--- Start Material for this task ---

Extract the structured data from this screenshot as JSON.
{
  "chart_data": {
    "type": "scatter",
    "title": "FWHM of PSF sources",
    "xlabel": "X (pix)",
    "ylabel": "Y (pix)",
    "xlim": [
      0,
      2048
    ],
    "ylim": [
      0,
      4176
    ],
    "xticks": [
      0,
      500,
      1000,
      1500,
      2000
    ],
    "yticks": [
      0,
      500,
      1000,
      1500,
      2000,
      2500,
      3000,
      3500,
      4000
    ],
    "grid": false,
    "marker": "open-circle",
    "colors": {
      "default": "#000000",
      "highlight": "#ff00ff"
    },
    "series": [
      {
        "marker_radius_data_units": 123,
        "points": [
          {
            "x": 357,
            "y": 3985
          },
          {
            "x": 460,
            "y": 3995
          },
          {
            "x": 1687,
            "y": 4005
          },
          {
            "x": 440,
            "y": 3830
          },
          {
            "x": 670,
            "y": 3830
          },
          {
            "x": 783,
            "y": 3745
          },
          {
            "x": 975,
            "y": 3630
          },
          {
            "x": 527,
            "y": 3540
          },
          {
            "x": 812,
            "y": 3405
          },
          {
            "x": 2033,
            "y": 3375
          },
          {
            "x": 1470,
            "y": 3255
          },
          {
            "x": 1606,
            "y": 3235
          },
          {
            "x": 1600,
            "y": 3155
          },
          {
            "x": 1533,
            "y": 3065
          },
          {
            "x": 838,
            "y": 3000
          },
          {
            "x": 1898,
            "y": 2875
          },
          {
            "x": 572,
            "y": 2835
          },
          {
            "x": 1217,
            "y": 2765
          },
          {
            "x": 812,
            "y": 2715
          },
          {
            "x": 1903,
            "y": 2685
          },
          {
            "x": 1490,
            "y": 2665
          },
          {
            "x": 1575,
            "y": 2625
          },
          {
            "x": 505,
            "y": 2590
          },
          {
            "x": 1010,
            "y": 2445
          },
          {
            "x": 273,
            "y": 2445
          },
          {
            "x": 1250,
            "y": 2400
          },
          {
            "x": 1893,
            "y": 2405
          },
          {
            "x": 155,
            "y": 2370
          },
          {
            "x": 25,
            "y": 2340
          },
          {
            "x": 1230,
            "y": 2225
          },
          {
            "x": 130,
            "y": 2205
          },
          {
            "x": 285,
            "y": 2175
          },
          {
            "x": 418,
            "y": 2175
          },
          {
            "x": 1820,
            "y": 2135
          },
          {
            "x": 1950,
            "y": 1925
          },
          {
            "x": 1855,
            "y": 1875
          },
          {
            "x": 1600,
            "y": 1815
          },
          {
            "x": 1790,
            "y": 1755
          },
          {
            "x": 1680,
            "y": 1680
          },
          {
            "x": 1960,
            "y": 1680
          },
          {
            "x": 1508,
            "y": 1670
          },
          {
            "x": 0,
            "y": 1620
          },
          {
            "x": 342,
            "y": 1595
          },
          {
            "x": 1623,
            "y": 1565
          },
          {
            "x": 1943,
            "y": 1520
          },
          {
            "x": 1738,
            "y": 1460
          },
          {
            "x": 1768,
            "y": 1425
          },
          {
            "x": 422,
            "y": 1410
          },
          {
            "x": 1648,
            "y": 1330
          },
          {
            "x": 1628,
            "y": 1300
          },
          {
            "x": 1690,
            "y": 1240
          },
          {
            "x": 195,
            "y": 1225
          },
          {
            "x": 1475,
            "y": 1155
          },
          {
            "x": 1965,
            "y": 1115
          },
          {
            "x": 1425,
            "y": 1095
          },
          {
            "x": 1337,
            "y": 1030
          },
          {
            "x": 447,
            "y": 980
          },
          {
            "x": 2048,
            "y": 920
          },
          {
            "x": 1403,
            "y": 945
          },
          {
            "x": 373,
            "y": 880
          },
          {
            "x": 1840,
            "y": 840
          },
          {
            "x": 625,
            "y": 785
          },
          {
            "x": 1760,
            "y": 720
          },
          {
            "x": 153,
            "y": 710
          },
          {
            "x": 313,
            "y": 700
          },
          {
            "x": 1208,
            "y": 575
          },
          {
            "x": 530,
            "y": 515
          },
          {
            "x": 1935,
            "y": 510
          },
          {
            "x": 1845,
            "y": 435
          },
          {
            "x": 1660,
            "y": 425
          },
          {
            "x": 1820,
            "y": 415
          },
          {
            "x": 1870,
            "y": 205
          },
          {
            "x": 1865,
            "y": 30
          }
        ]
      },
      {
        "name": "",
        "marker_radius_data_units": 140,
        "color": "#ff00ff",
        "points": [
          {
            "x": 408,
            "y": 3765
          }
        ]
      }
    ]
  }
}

--- End Material for this task ---

### Work to do
Transcribe the material above word for word.

### Exercise result
Extract the structured data from this screenshot as JSON.
{
  "chart_data": {
    "type": "scatter",
    "title": "FWHM of PSF sources",
    "xlabel": "X (pix)",
    "ylabel": "Y (pix)",
    "xlim": [
      0,
      2048
    ],
    "ylim": [
      0,
      4176
    ],
    "xticks": [
      0,
      500,
      1000,
      1500,
      2000
    ],
    "yticks": [
      0,
      500,
      1000,
      1500,
      2000,
      2500,
      3000,
      3500,
      4000
    ],
    "grid": false,
    "marker": "open-circle",
    "colors": {
      "default": "#000000",
      "highlight": "#ff00ff"
    },
    "series": [
      {
        "marker_radius_data_units": 123,
        "points": [
          {
            "x": 357,
            "y": 3985
          },
          {
            "x": 460,
            "y": 3995
          },
          {
            "x": 1687,
            "y": 4005
          },
          {
            "x": 440,
            "y": 3830
          },
          {
            "x": 670,
            "y": 3830
          },
          {
            "x": 783,
            "y": 3745
          },
          {
            "x": 975,
            "y": 3630
          },
          {
            "x": 527,
            "y": 3540
          },
          {
            "x": 812,
            "y": 3405
          },
          {
            "x": 2033,
            "y": 3375
          },
          {
            "x": 1470,
            "y": 3255
          },
          {
            "x": 1606,
            "y": 3235
          },
          {
            "x": 1600,
            "y": 3155
          },
          {
            "x": 1533,
            "y": 3065
          },
          {
            "x": 838,
            "y": 3000
          },
          {
            "x": 1898,
            "y": 2875
          },
          {
            "x": 572,
            "y": 2835
          },
          {
            "x": 1217,
            "y": 2765
          },
          {
            "x": 812,
            "y": 2715
          },
          {
            "x": 1903,
            "y": 2685
          },
          {
            "x": 1490,
            "y": 2665
          },
          {
            "x": 1575,
            "y": 2625
          },
          {
            "x": 505,
            "y": 2590
          },
          {
            "x": 1010,
            "y": 2445
          },
          {
            "x": 273,
            "y": 2445
          },
          {
            "x": 1250,
            "y": 2400
          },
          {
            "x": 1893,
            "y": 2405
          },
          {
            "x": 155,
            "y": 2370
          },
          {
            "x": 25,
            "y": 2340
          },
          {
            "x": 1230,
            "y": 2225
          },
          {
            "x": 130,
            "y": 2205
          },
          {
            "x": 285,
            "y": 2175
          },
          {
            "x": 418,
            "y": 2175
          },
          {
            "x": 1820,
            "y": 2135
          },
          {
            "x": 1950,
            "y": 1925
          },
          {
            "x": 1855,
            "y": 1875
          },
          {
            "x": 1600,
            "y": 1815
          },
          {
            "x": 1790,
            "y": 1755
          },
          {
            "x": 1680,
            "y": 1680
          },
          {
            "x": 1960,
            "y": 1680
          },
          {
            "x": 1508,
            "y": 1670
          },
          {
            "x": 0,
            "y": 1620
          },
          {
            "x": 342,
            "y": 1595
          },
          {
            "x": 1623,
            "y": 1565
          },
          {
            "x": 1943,
            "y": 1520
          },
          {
            "x": 1738,
            "y": 1460
          },
          {
            "x": 1768,
            "y": 1425
          },
          {
            "x": 422,
            "y": 1410
          },
          {
            "x": 1648,
            "y": 1330
          },
          {
            "x": 1628,
            "y": 1300
          },
          {
            "x": 1690,
            "y": 1240
          },
          {
            "x": 195,
            "y": 1225
          },
          {
            "x": 1475,
            "y": 1155
          },
          {
            "x": 1965,
            "y": 1115
          },
          {
            "x": 1425,
            "y": 1095
          },
          {
            "x": 1337,
            "y": 1030
          },
          {
            "x": 447,
            "y": 980
          },
          {
            "x": 2048,
            "y": 920
          },
          {
            "x": 1403,
            "y": 945
          },
          {
            "x": 373,
            "y": 880
          },
          {
            "x": 1840,
            "y": 840
          },
          {
            "x": 625,
            "y": 785
          },
          {
            "x": 1760,
            "y": 720
          },
          {
            "x": 153,
            "y": 710
          },
          {
            "x": 313,
            "y": 700
          },
          {
            "x": 1208,
            "y": 575
          },
          {
            "x": 530,
            "y": 515
          },
          {
            "x": 1935,
            "y": 510
          },
          {
            "x": 1845,
            "y": 435
          },
          {
            "x": 1660,
            "y": 425
          },
          {
            "x": 1820,
            "y": 415
          },
          {
            "x": 1870,
            "y": 205
          },
          {
            "x": 1865,
            "y": 30
          }
        ]
      },
      {
        "name": "",
        "marker_radius_data_units": 140,
        "color": "#ff00ff",
        "points": [
          {
            "x": 408,
            "y": 3765
          }
        ]
      }
    ]
  }
}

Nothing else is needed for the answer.